What to do - Your task is to transcribe the records exactly, skipping every image.

Data for processing -
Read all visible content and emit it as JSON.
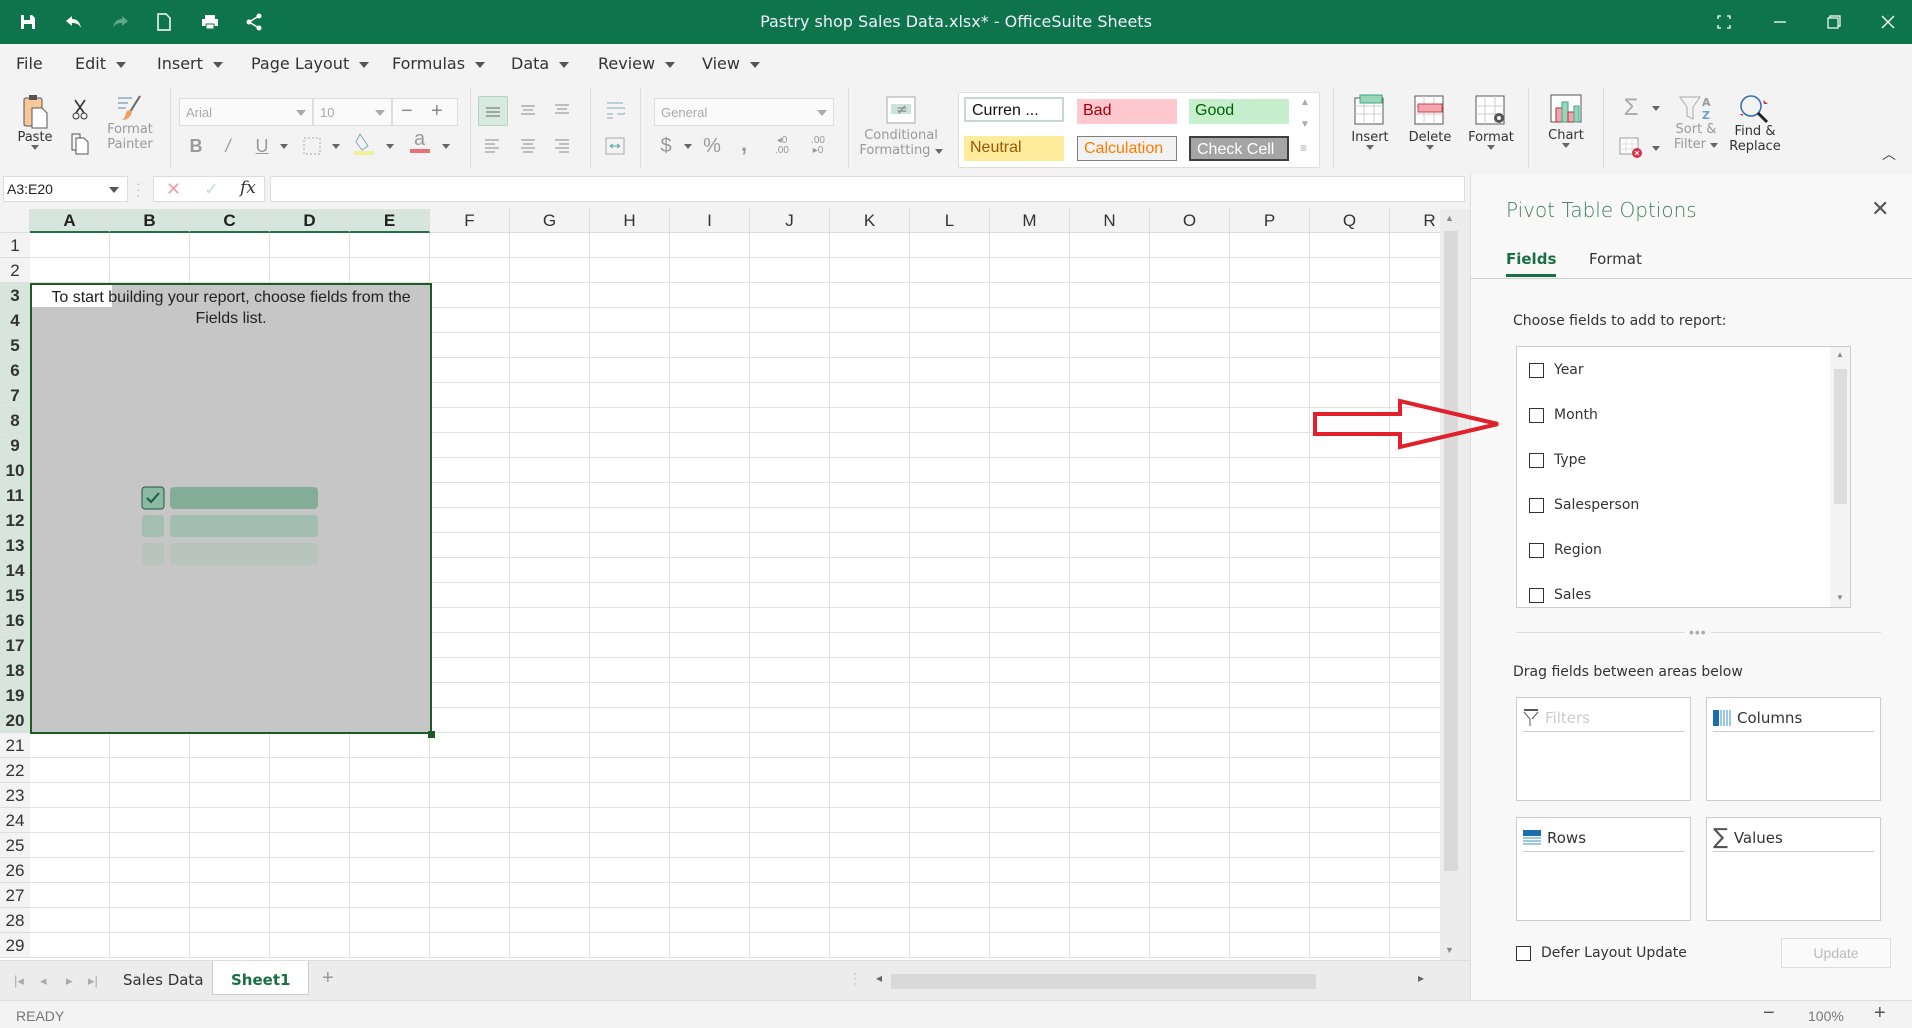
{
  "window": {
    "title": "Pastry shop Sales Data.xlsx* - OfficeSuite Sheets",
    "quick_access": [
      "save-icon",
      "undo-icon",
      "redo-icon",
      "new-document-icon",
      "print-icon",
      "share-icon"
    ],
    "controls": [
      "fullscreen-icon",
      "minimize-icon",
      "restore-icon",
      "close-icon"
    ]
  },
  "menu": {
    "items": [
      {
        "label": "File",
        "caret": false
      },
      {
        "label": "Edit",
        "caret": true
      },
      {
        "label": "Insert",
        "caret": true
      },
      {
        "label": "Page Layout",
        "caret": true
      },
      {
        "label": "Formulas",
        "caret": true
      },
      {
        "label": "Data",
        "caret": true
      },
      {
        "label": "Review",
        "caret": true
      },
      {
        "label": "View",
        "caret": true
      }
    ]
  },
  "ribbon": {
    "paste": "Paste",
    "format_painter_line1": "Format",
    "format_painter_line2": "Painter",
    "font_name": "Arial",
    "font_size": "10",
    "number_format": "General",
    "conditional_line1": "Conditional",
    "conditional_line2": "Formatting",
    "styles": {
      "currency": "Curren ...",
      "bad": "Bad",
      "good": "Good",
      "neutral": "Neutral",
      "calculation": "Calculation",
      "check_cell": "Check Cell"
    },
    "insert": "Insert",
    "delete": "Delete",
    "format": "Format",
    "chart": "Chart",
    "sort_line1": "Sort &",
    "sort_line2": "Filter",
    "find_line1": "Find &",
    "find_line2": "Replace",
    "colors": {
      "bad_bg": "#ffc7ce",
      "bad_fg": "#9c0006",
      "good_bg": "#c6efce",
      "good_fg": "#006100",
      "neutral_bg": "#ffeb9c",
      "neutral_fg": "#9c5700",
      "calc_fg": "#fa7d00",
      "check_bg": "#a5a5a5"
    }
  },
  "formula_bar": {
    "name_box": "A3:E20",
    "fx": "fx",
    "formula": ""
  },
  "grid": {
    "columns": [
      "A",
      "B",
      "C",
      "D",
      "E",
      "F",
      "G",
      "H",
      "I",
      "J",
      "K",
      "L",
      "M",
      "N",
      "O",
      "P",
      "Q",
      "R"
    ],
    "selected_columns": [
      "A",
      "B",
      "C",
      "D",
      "E"
    ],
    "rows": [
      1,
      2,
      3,
      4,
      5,
      6,
      7,
      8,
      9,
      10,
      11,
      12,
      13,
      14,
      15,
      16,
      17,
      18,
      19,
      20,
      21,
      22,
      23,
      24,
      25,
      26,
      27,
      28,
      29
    ],
    "selected_rows_from": 3,
    "selected_rows_to": 20,
    "pivot_message": "To start building your report, choose fields from the Fields list."
  },
  "sheets": {
    "tabs": [
      "Sales Data",
      "Sheet1"
    ],
    "active": "Sheet1",
    "add": "+"
  },
  "status": {
    "text": "READY",
    "zoom": "100%",
    "zoom_out": "−",
    "zoom_in": "+"
  },
  "pivot_panel": {
    "title": "Pivot Table Options",
    "tabs": [
      "Fields",
      "Format"
    ],
    "active_tab": "Fields",
    "choose_label": "Choose fields to add to report:",
    "fields": [
      {
        "label": "Year",
        "checked": false
      },
      {
        "label": "Month",
        "checked": false
      },
      {
        "label": "Type",
        "checked": false
      },
      {
        "label": "Salesperson",
        "checked": false
      },
      {
        "label": "Region",
        "checked": false
      },
      {
        "label": "Sales",
        "checked": false
      }
    ],
    "drag_label": "Drag fields between areas below",
    "areas": {
      "filters": "Filters",
      "columns": "Columns",
      "rows": "Rows",
      "values": "Values"
    },
    "defer_label": "Defer Layout Update",
    "update_label": "Update"
  },
  "annotation": {
    "arrow_color": "#e0202a"
  }
}
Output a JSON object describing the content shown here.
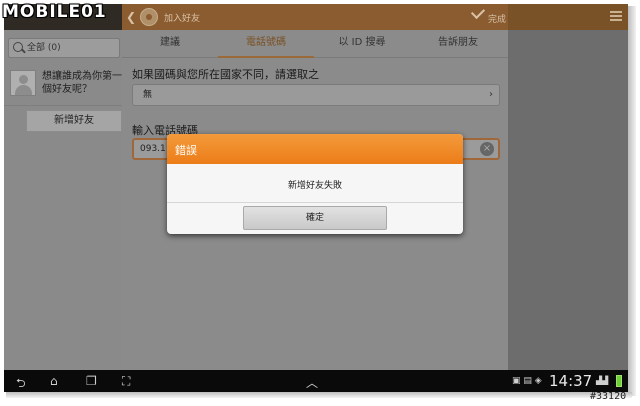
{
  "watermark": {
    "logo_text": "MOBILE01",
    "stamp": "#33120"
  },
  "left_panel": {
    "search_placeholder": "全部 (0)",
    "item_text": "想讓誰成為你第一個好友呢？",
    "add_button": "新增好友"
  },
  "header": {
    "title": "加入好友",
    "done_label": "完成"
  },
  "tabs": [
    {
      "label": "建議"
    },
    {
      "label": "電話號碼",
      "active": true
    },
    {
      "label": "以 ID 搜尋"
    },
    {
      "label": "告訴朋友"
    }
  ],
  "form": {
    "country_label": "如果國碼與您所在國家不同，請選取之",
    "country_value": "無",
    "phone_label": "輸入電話號碼",
    "phone_value": "093.1"
  },
  "dialog": {
    "title": "錯誤",
    "message": "新增好友失敗",
    "ok_button": "確定"
  },
  "status_bar": {
    "time": "14:37"
  },
  "colors": {
    "dialog_header": "#ec7d18",
    "accent": "#9a6a38"
  }
}
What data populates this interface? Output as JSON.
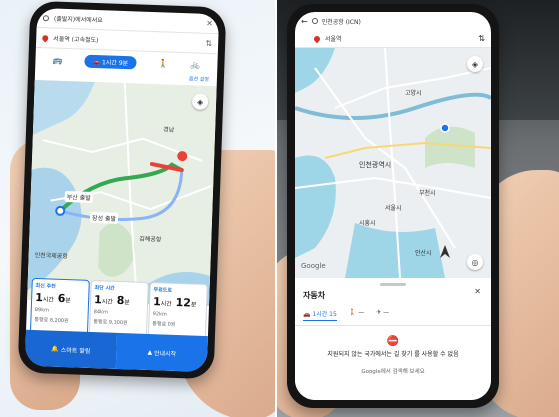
{
  "left_phone": {
    "origin": "(출발지)에서에서요",
    "destination": "서울역 (고속철도)",
    "mode_chip": "1시간 9분",
    "options_link": "옵션 설정",
    "map_labels": [
      "부산 출발",
      "장성 출발",
      "김해공항",
      "경남",
      "인천국제공항"
    ],
    "route_cards": [
      {
        "tag": "최신 추천",
        "time_h": "1",
        "time_m": "6",
        "distance": "89km",
        "toll": "통행료 8,200원"
      },
      {
        "tag": "최단 시간",
        "time_h": "1",
        "time_m": "8",
        "distance": "84km",
        "toll": "통행료 9,300원"
      },
      {
        "tag": "무료도로",
        "time_h": "1",
        "time_m": "12",
        "distance": "92km",
        "toll": "통행료 0원"
      }
    ],
    "unit_hour": "시간",
    "unit_min": "분",
    "bottom_left_button": "스마트 알림",
    "bottom_right_button": "안내시작",
    "colors": {
      "primary": "#1a73e8",
      "route": "#34a853",
      "traffic": "#ea4335"
    }
  },
  "right_phone": {
    "origin": "인천공항 (ICN)",
    "destination": "서울역",
    "map_labels": [
      "인천광역시",
      "고양시",
      "서울시",
      "부천시",
      "시흥시",
      "안산시"
    ],
    "google_logo": "Google",
    "sheet_title": "자동차",
    "tabs": [
      "1시간 15",
      "—",
      "—"
    ],
    "message": "지원되지 않는 국가에서는 길 찾기 를 사용할 수 없음",
    "message_link": "Google에서 검색해 보세요",
    "colors": {
      "water": "#9ed6e8",
      "land": "#e9ecef",
      "road": "#ffffff"
    }
  }
}
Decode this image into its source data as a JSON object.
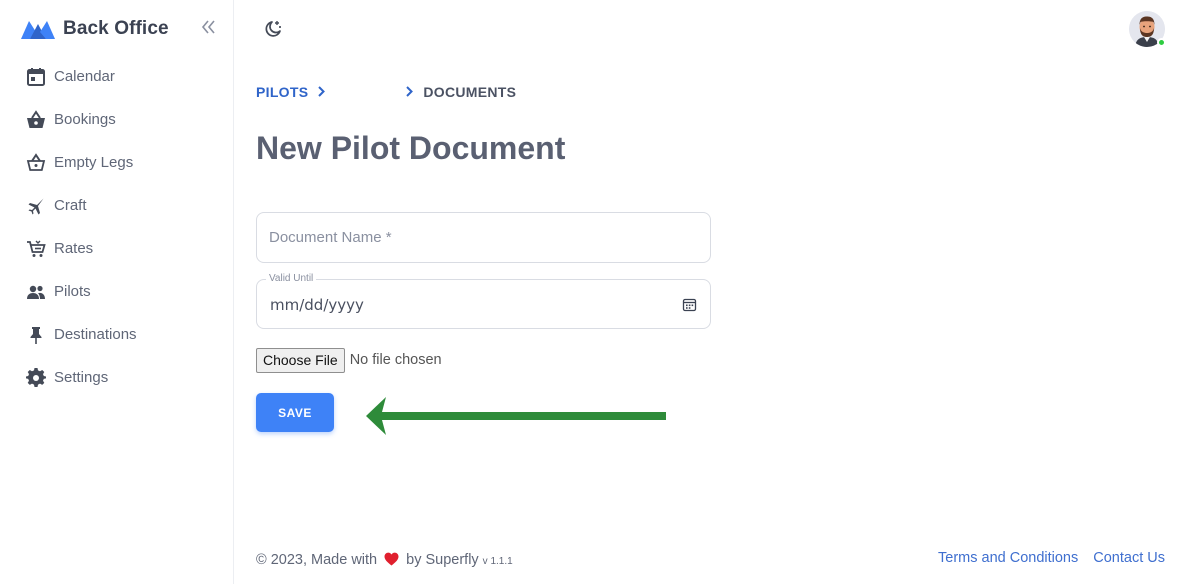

Answer to the problem -
Read all visible content and emit it as JSON.
{
  "window": {
    "title": "Pastry shop Sales Data.xlsx* - OfficeSuite Sheets",
    "quick_access": [
      "save-icon",
      "undo-icon",
      "redo-icon",
      "new-document-icon",
      "print-icon",
      "share-icon"
    ],
    "controls": [
      "fullscreen-icon",
      "minimize-icon",
      "restore-icon",
      "close-icon"
    ]
  },
  "menu": {
    "items": [
      {
        "label": "File",
        "caret": false
      },
      {
        "label": "Edit",
        "caret": true
      },
      {
        "label": "Insert",
        "caret": true
      },
      {
        "label": "Page Layout",
        "caret": true
      },
      {
        "label": "Formulas",
        "caret": true
      },
      {
        "label": "Data",
        "caret": true
      },
      {
        "label": "Review",
        "caret": true
      },
      {
        "label": "View",
        "caret": true
      }
    ]
  },
  "ribbon": {
    "paste": "Paste",
    "format_painter_line1": "Format",
    "format_painter_line2": "Painter",
    "font_name": "Arial",
    "font_size": "10",
    "number_format": "General",
    "conditional_line1": "Conditional",
    "conditional_line2": "Formatting",
    "styles": {
      "currency": "Curren ...",
      "bad": "Bad",
      "good": "Good",
      "neutral": "Neutral",
      "calculation": "Calculation",
      "check_cell": "Check Cell"
    },
    "insert": "Insert",
    "delete": "Delete",
    "format": "Format",
    "chart": "Chart",
    "sort_line1": "Sort &",
    "sort_line2": "Filter",
    "find_line1": "Find &",
    "find_line2": "Replace",
    "colors": {
      "bad_bg": "#ffc7ce",
      "bad_fg": "#9c0006",
      "good_bg": "#c6efce",
      "good_fg": "#006100",
      "neutral_bg": "#ffeb9c",
      "neutral_fg": "#9c5700",
      "calc_fg": "#fa7d00",
      "check_bg": "#a5a5a5"
    }
  },
  "formula_bar": {
    "name_box": "A3:E20",
    "fx": "fx",
    "formula": ""
  },
  "grid": {
    "columns": [
      "A",
      "B",
      "C",
      "D",
      "E",
      "F",
      "G",
      "H",
      "I",
      "J",
      "K",
      "L",
      "M",
      "N",
      "O",
      "P",
      "Q",
      "R"
    ],
    "selected_columns": [
      "A",
      "B",
      "C",
      "D",
      "E"
    ],
    "rows": [
      1,
      2,
      3,
      4,
      5,
      6,
      7,
      8,
      9,
      10,
      11,
      12,
      13,
      14,
      15,
      16,
      17,
      18,
      19,
      20,
      21,
      22,
      23,
      24,
      25,
      26,
      27,
      28,
      29
    ],
    "selected_rows_from": 3,
    "selected_rows_to": 20,
    "pivot_message": "To start building your report, choose fields from the Fields list."
  },
  "sheets": {
    "tabs": [
      "Sales Data",
      "Sheet1"
    ],
    "active": "Sheet1",
    "add": "+"
  },
  "status": {
    "text": "READY",
    "zoom": "100%",
    "zoom_out": "−",
    "zoom_in": "+"
  },
  "pivot_panel": {
    "title": "Pivot Table Options",
    "tabs": [
      "Fields",
      "Format"
    ],
    "active_tab": "Fields",
    "choose_label": "Choose fields to add to report:",
    "fields": [
      {
        "label": "Year",
        "checked": false
      },
      {
        "label": "Month",
        "checked": false
      },
      {
        "label": "Type",
        "checked": false
      },
      {
        "label": "Salesperson",
        "checked": false
      },
      {
        "label": "Region",
        "checked": false
      },
      {
        "label": "Sales",
        "checked": false
      }
    ],
    "drag_label": "Drag fields between areas below",
    "areas": {
      "filters": "Filters",
      "columns": "Columns",
      "rows": "Rows",
      "values": "Values"
    },
    "defer_label": "Defer Layout Update",
    "update_label": "Update"
  },
  "annotation": {
    "arrow_color": "#e0202a"
  }
}
Output a JSON object describing the content shown here.
{
  "watermark": {
    "logo_text": "MOBILE01",
    "stamp": "#33120"
  },
  "left_panel": {
    "search_placeholder": "全部 (0)",
    "item_text": "想讓誰成為你第一個好友呢？",
    "add_button": "新增好友"
  },
  "header": {
    "title": "加入好友",
    "done_label": "完成"
  },
  "tabs": [
    {
      "label": "建議"
    },
    {
      "label": "電話號碼",
      "active": true
    },
    {
      "label": "以 ID 搜尋"
    },
    {
      "label": "告訴朋友"
    }
  ],
  "form": {
    "country_label": "如果國碼與您所在國家不同，請選取之",
    "country_value": "無",
    "phone_label": "輸入電話號碼",
    "phone_value": "093.1"
  },
  "dialog": {
    "title": "錯誤",
    "message": "新增好友失敗",
    "ok_button": "確定"
  },
  "status_bar": {
    "time": "14:37"
  },
  "colors": {
    "dialog_header": "#ec7d18",
    "accent": "#9a6a38"
  }
}
What data populates this interface? Output as JSON.
{
  "left_phone": {
    "origin": "(출발지)에서에서요",
    "destination": "서울역 (고속철도)",
    "mode_chip": "1시간 9분",
    "options_link": "옵션 설정",
    "map_labels": [
      "부산 출발",
      "장성 출발",
      "김해공항",
      "경남",
      "인천국제공항"
    ],
    "route_cards": [
      {
        "tag": "최신 추천",
        "time_h": "1",
        "time_m": "6",
        "distance": "89km",
        "toll": "통행료 8,200원"
      },
      {
        "tag": "최단 시간",
        "time_h": "1",
        "time_m": "8",
        "distance": "84km",
        "toll": "통행료 9,300원"
      },
      {
        "tag": "무료도로",
        "time_h": "1",
        "time_m": "12",
        "distance": "92km",
        "toll": "통행료 0원"
      }
    ],
    "unit_hour": "시간",
    "unit_min": "분",
    "bottom_left_button": "스마트 알림",
    "bottom_right_button": "안내시작",
    "colors": {
      "primary": "#1a73e8",
      "route": "#34a853",
      "traffic": "#ea4335"
    }
  },
  "right_phone": {
    "origin": "인천공항 (ICN)",
    "destination": "서울역",
    "map_labels": [
      "인천광역시",
      "고양시",
      "서울시",
      "부천시",
      "시흥시",
      "안산시"
    ],
    "google_logo": "Google",
    "sheet_title": "자동차",
    "tabs": [
      "1시간 15",
      "—",
      "—"
    ],
    "message": "지원되지 않는 국가에서는 길 찾기 를 사용할 수 없음",
    "message_link": "Google에서 검색해 보세요",
    "colors": {
      "water": "#9ed6e8",
      "land": "#e9ecef",
      "road": "#ffffff"
    }
  }
}
Decode this image into its source data as a JSON object.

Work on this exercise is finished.